SHORT PROBLEM:
Below are entries to be transcribed exactly; exclude the pictures from the copy.

──────── ENTRIES SHOWN ────────

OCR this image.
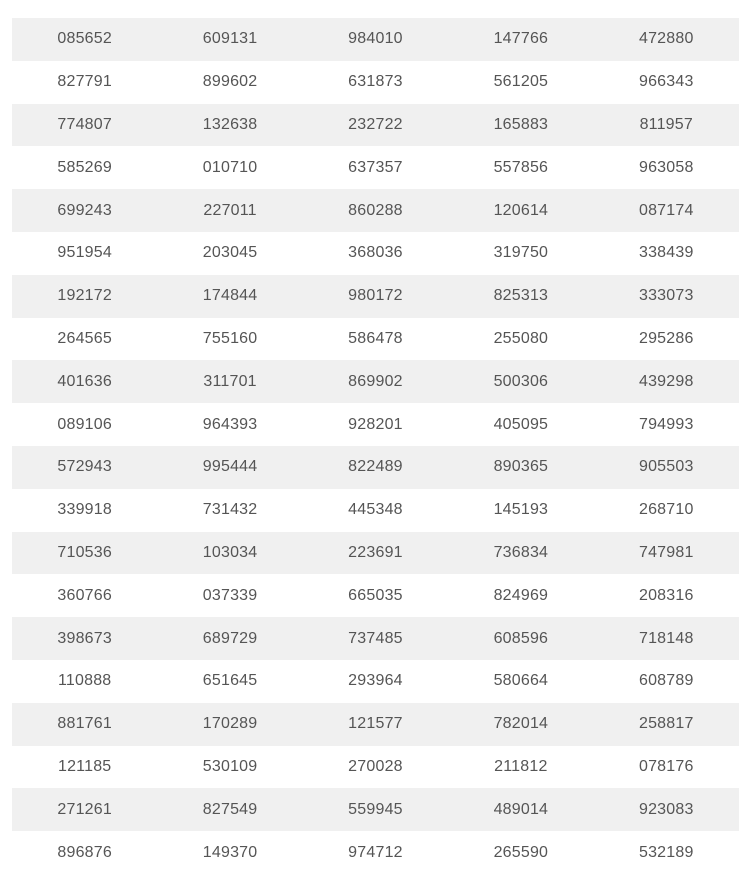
085652	609131	984010	147766	472880
827791	899602	631873	561205	966343
774807	132638	232722	165883	811957
585269	010710	637357	557856	963058
699243	227011	860288	120614	087174
951954	203045	368036	319750	338439
192172	174844	980172	825313	333073
264565	755160	586478	255080	295286
401636	311701	869902	500306	439298
089106	964393	928201	405095	794993
572943	995444	822489	890365	905503
339918	731432	445348	145193	268710
710536	103034	223691	736834	747981
360766	037339	665035	824969	208316
398673	689729	737485	608596	718148
110888	651645	293964	580664	608789
881761	170289	121577	782014	258817
121185	530109	270028	211812	078176
271261	827549	559945	489014	923083
896876	149370	974712	265590	532189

────────

FINAL ANSWER:
OCR this image.
085652	609131	984010	147766	472880
827791	899602	631873	561205	966343
774807	132638	232722	165883	811957
585269	010710	637357	557856	963058
699243	227011	860288	120614	087174
951954	203045	368036	319750	338439
192172	174844	980172	825313	333073
264565	755160	586478	255080	295286
401636	311701	869902	500306	439298
089106	964393	928201	405095	794993
572943	995444	822489	890365	905503
339918	731432	445348	145193	268710
710536	103034	223691	736834	747981
360766	037339	665035	824969	208316
398673	689729	737485	608596	718148
110888	651645	293964	580664	608789
881761	170289	121577	782014	258817
121185	530109	270028	211812	078176
271261	827549	559945	489014	923083
896876	149370	974712	265590	532189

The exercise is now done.